# INSTRUCTION
Pull out every line below holding the word "events".

>> Start

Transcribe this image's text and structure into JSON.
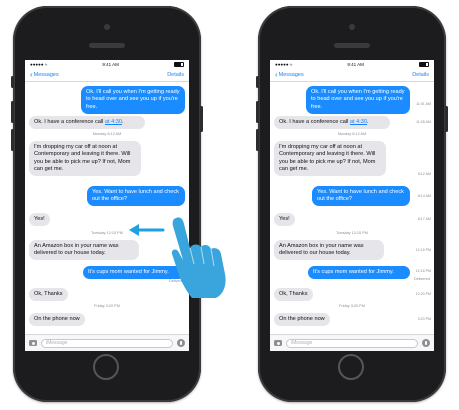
{
  "phones": [
    {
      "status": {
        "carrier": "●●●●● ≈",
        "time": "9:41 AM"
      },
      "nav": {
        "back_label": "Messages",
        "details_label": "Details"
      },
      "messages": [
        {
          "text": "Ok. I'll call you when I'm getting ready to head over and see you up if you're free."
        },
        {
          "text_prefix": "Ok. I have a conference call ",
          "link": "at 4:30",
          "text_suffix": "."
        },
        {
          "stamp": "Monday 8:12 AM"
        },
        {
          "text": "I'm dropping my car off at noon at Contemporary and leaving it there. Will you be able to pick me up? If not, Mom can get me."
        },
        {
          "text": "Yes. Want to have lunch and check out the office?"
        },
        {
          "text": "Yes!"
        },
        {
          "stamp": "Tuesday 12:15 PM"
        },
        {
          "text": "An Amazon box in your name was delivered to our house today."
        },
        {
          "text": "It's cups mom wanted for Jimmy."
        },
        {
          "delivered": "Delivered"
        },
        {
          "text": "Ok, Thanks"
        },
        {
          "stamp": "Friday 3:20 PM"
        },
        {
          "text": "On the phone now"
        }
      ],
      "input_placeholder": "iMessage"
    },
    {
      "status": {
        "carrier": "●●●●● ≈",
        "time": "9:41 AM"
      },
      "nav": {
        "back_label": "Messages",
        "details_label": "Details"
      },
      "messages": [
        {
          "text": "Ok. I'll call you when I'm getting ready to head over and see you up if you're free.",
          "time": "11:01 AM"
        },
        {
          "text_prefix": "Ok. I have a conference call ",
          "link": "at 4:30",
          "text_suffix": ".",
          "time": "11:05 AM"
        },
        {
          "stamp": "Monday 8:12 AM"
        },
        {
          "text": "I'm dropping my car off at noon at Contemporary and leaving it there. Will you be able to pick me up? If not, Mom can get me.",
          "time": "8:12 AM"
        },
        {
          "text": "Yes. Want to have lunch and check out the office?",
          "time": "8:14 AM"
        },
        {
          "text": "Yes!",
          "time": "8:17 AM"
        },
        {
          "stamp": "Tuesday 12:15 PM"
        },
        {
          "text": "An Amazon box in your name was delivered to our house today.",
          "time": "12:15 PM"
        },
        {
          "text": "It's cups mom wanted for Jimmy.",
          "time": "12:16 PM"
        },
        {
          "delivered": "Delivered"
        },
        {
          "text": "Ok, Thanks",
          "time": "12:20 PM"
        },
        {
          "stamp": "Friday 3:20 PM"
        },
        {
          "text": "On the phone now",
          "time": "3:20 PM"
        }
      ],
      "input_placeholder": "iMessage"
    }
  ],
  "colors": {
    "incoming_bubble": "#e5e5ea",
    "outgoing_bubble": "#1a8cff",
    "accent": "#1a82fb",
    "swipe_arrow": "#1fa0e0",
    "hand": "#3aa5dc"
  },
  "icons": [
    "camera-icon",
    "microphone-icon",
    "back-chevron-icon",
    "swipe-left-arrow-icon",
    "hand-gesture-icon"
  ]
}
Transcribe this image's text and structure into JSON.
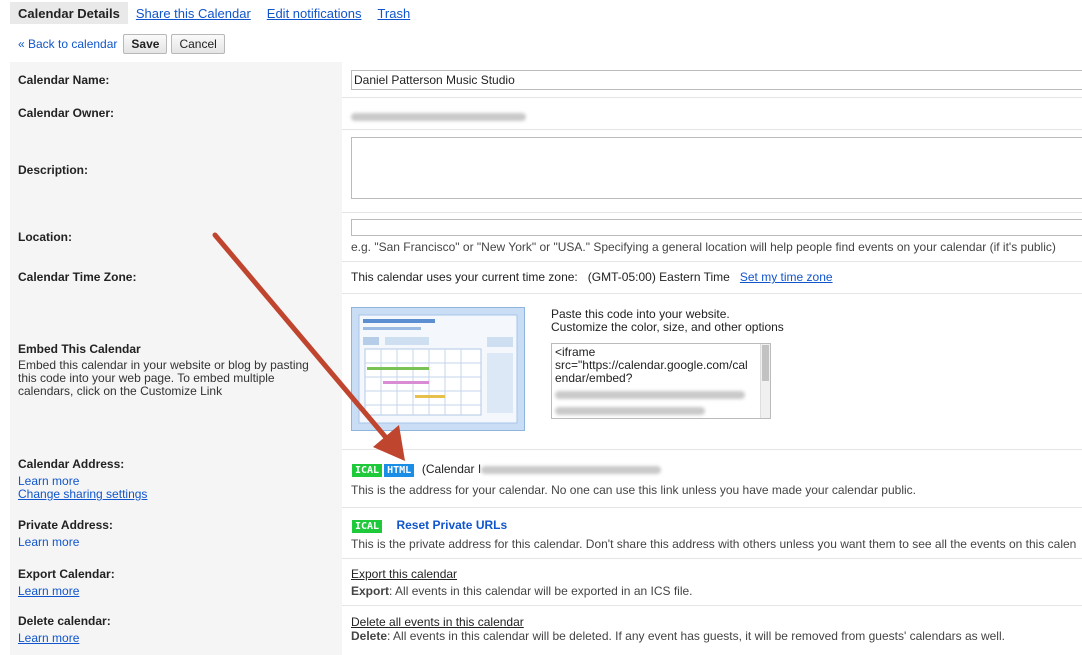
{
  "tabs": [
    "Calendar Details",
    "Share this Calendar",
    "Edit notifications",
    "Trash"
  ],
  "actions": {
    "back": "« Back to calendar",
    "save": "Save",
    "cancel": "Cancel"
  },
  "rows": {
    "name": {
      "label": "Calendar Name:",
      "value": "Daniel Patterson Music Studio"
    },
    "owner": {
      "label": "Calendar Owner:"
    },
    "description": {
      "label": "Description:"
    },
    "location": {
      "label": "Location:",
      "hint": "e.g. \"San Francisco\" or \"New York\" or \"USA.\" Specifying a general location will help people find events on your calendar (if it's public)"
    },
    "timezone": {
      "label": "Calendar Time Zone:",
      "text": "This calendar uses your current time zone:",
      "zone": "(GMT-05:00) Eastern Time",
      "link": "Set my time zone"
    },
    "embed": {
      "label": "Embed This Calendar",
      "desc_lines": [
        "Embed this calendar in your website or blog by pasting",
        "this code into your web page. To embed multiple",
        "calendars, click on the Customize Link"
      ],
      "paste": "Paste this code into your website.",
      "customize": "Customize the color, size, and other options",
      "code_lines": [
        "<iframe",
        "src=\"https://calendar.google.com/cal",
        "endar/embed?"
      ]
    },
    "address": {
      "label": "Calendar Address:",
      "learn": "Learn more",
      "sharing": "Change sharing settings",
      "ical": "ICAL",
      "html": "HTML",
      "id_prefix": "(Calendar I",
      "note": "This is the address for your calendar. No one can use this link unless you have made your calendar public."
    },
    "private": {
      "label": "Private Address:",
      "learn": "Learn more",
      "ical": "ICAL",
      "reset": "Reset Private URLs",
      "note": "This is the private address for this calendar. Don't share this address with others unless you want them to see all the events on this calen"
    },
    "export": {
      "label": "Export Calendar:",
      "learn": "Learn more",
      "link": "Export this calendar",
      "bold": "Export",
      "note": ": All events in this calendar will be exported in an ICS file."
    },
    "delete": {
      "label": "Delete calendar:",
      "learn": "Learn more",
      "link": "Delete all events in this calendar",
      "bold": "Delete",
      "note": ": All events in this calendar will be deleted. If any event has guests, it will be removed from guests' calendars as well."
    }
  },
  "colors": {
    "link": "#1155cc",
    "arrow": "#c0452f",
    "ical": "#1ec93a",
    "html": "#1a8ee6"
  }
}
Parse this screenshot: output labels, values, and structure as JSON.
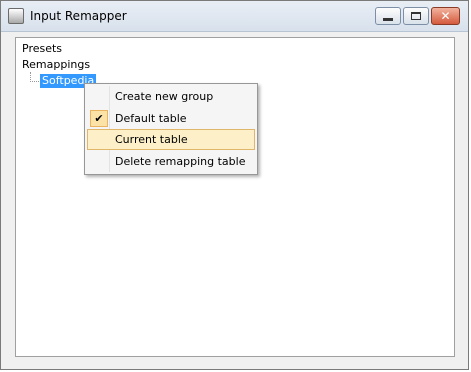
{
  "window": {
    "title": "Input Remapper"
  },
  "tree": {
    "presets": "Presets",
    "remappings": "Remappings",
    "selected_child": "Softpedia"
  },
  "context_menu": {
    "items": [
      {
        "label": "Create new group",
        "checked": false
      },
      {
        "label": "Default table",
        "checked": true
      },
      {
        "label": "Current table",
        "checked": false,
        "highlighted": true
      },
      {
        "label": "Delete remapping table",
        "checked": false
      }
    ],
    "check_glyph": "✔"
  },
  "colors": {
    "selection": "#3399ff",
    "menu_highlight": "#fdf0c8"
  }
}
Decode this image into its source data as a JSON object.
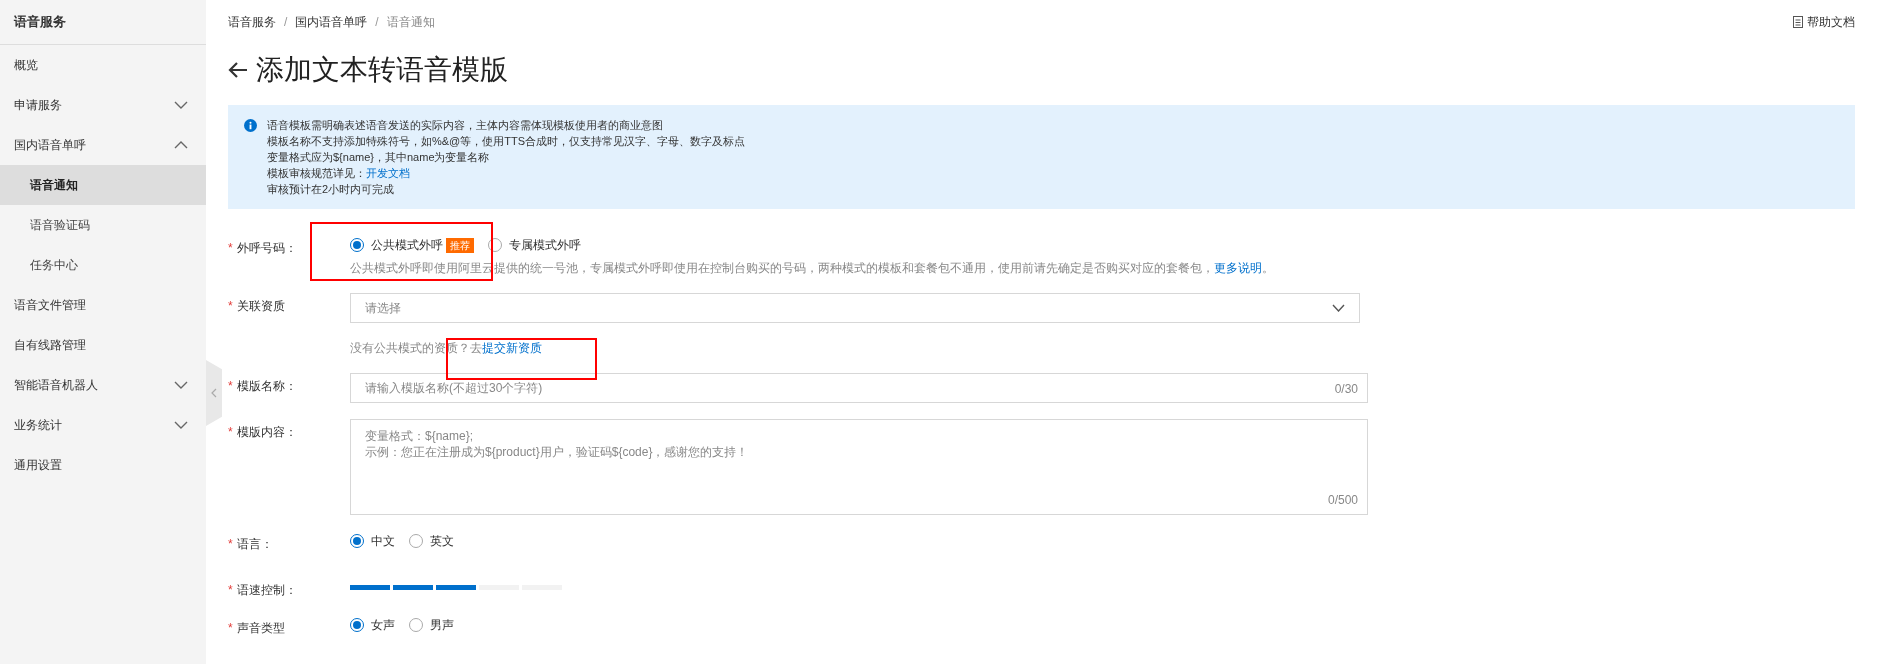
{
  "sidebar": {
    "title": "语音服务",
    "items": [
      {
        "label": "概览"
      },
      {
        "label": "申请服务",
        "expanded": false
      },
      {
        "label": "国内语音单呼",
        "expanded": true,
        "children": [
          {
            "label": "语音通知",
            "selected": true
          },
          {
            "label": "语音验证码",
            "selected": false
          },
          {
            "label": "任务中心",
            "selected": false
          }
        ]
      },
      {
        "label": "语音文件管理"
      },
      {
        "label": "自有线路管理"
      },
      {
        "label": "智能语音机器人",
        "expanded": false
      },
      {
        "label": "业务统计",
        "expanded": false
      },
      {
        "label": "通用设置"
      }
    ]
  },
  "breadcrumb": [
    "语音服务",
    "国内语音单呼",
    "语音通知"
  ],
  "breadcrumb_separator": "/",
  "help_link": "帮助文档",
  "title": "添加文本转语音模版",
  "notice": [
    {
      "text": "语音模板需明确表述语音发送的实际内容，主体内容需体现模板使用者的商业意图"
    },
    {
      "text": "模板名称不支持添加特殊符号，如%&@等，使用TTS合成时，仅支持常见汉字、字母、数字及标点"
    },
    {
      "text": "变量格式应为${name}，其中name为变量名称"
    },
    {
      "text": "模板审核规范详见：",
      "link": "开发文档"
    },
    {
      "text": "审核预计在2小时内可完成"
    }
  ],
  "form": [
    {
      "kind": "radio",
      "label": "外呼号码：",
      "required_mark": "*",
      "options": [
        {
          "label": "公共模式外呼",
          "selected": true,
          "badge": "推荐"
        },
        {
          "label": "专属模式外呼",
          "selected": false
        }
      ],
      "help": "公共模式外呼即使用阿里云提供的统一号池，专属模式外呼即使用在控制台购买的号码，两种模式的模板和套餐包不通用，使用前请先确定是否购买对应的套餐包，",
      "help_link": "更多说明",
      "help_end": "。"
    },
    {
      "kind": "select",
      "label": "关联资质",
      "required_mark": "*",
      "placeholder": "请选择",
      "help": "没有公共模式的资质？去",
      "help_link": "提交新资质"
    },
    {
      "kind": "text",
      "label": "模版名称：",
      "required_mark": "*",
      "placeholder": "请输入模版名称(不超过30个字符)",
      "counter": "0/30"
    },
    {
      "kind": "textarea",
      "label": "模版内容：",
      "required_mark": "*",
      "placeholder": "变量格式：${name};\n示例：您正在注册成为${product}用户，验证码${code}，感谢您的支持！",
      "counter": "0/500"
    },
    {
      "kind": "radio",
      "label": "语言：",
      "required_mark": "*",
      "options": [
        {
          "label": "中文",
          "selected": true
        },
        {
          "label": "英文",
          "selected": false
        }
      ]
    },
    {
      "kind": "slider",
      "label": "语速控制：",
      "required_mark": "*",
      "level": 0.6
    },
    {
      "kind": "radio",
      "label": "声音类型",
      "required_mark": "*",
      "options": [
        {
          "label": "女声",
          "selected": true
        },
        {
          "label": "男声",
          "selected": false
        }
      ]
    }
  ]
}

>> End

# EXERCISE OUTPUT
      "hint": "e.g. \"San Francisco\" or \"New York\" or \"USA.\" Specifying a general location will help people find events on your calendar (if it's public)"
      "note": "This is the private address for this calendar. Don't share this address with others unless you want them to see all the events on this calen"
      "note": ": All events in this calendar will be exported in an ICS file."
      "link": "Delete all events in this calendar",
      "note": ": All events in this calendar will be deleted. If any event has guests, it will be removed from guests' calendars as well."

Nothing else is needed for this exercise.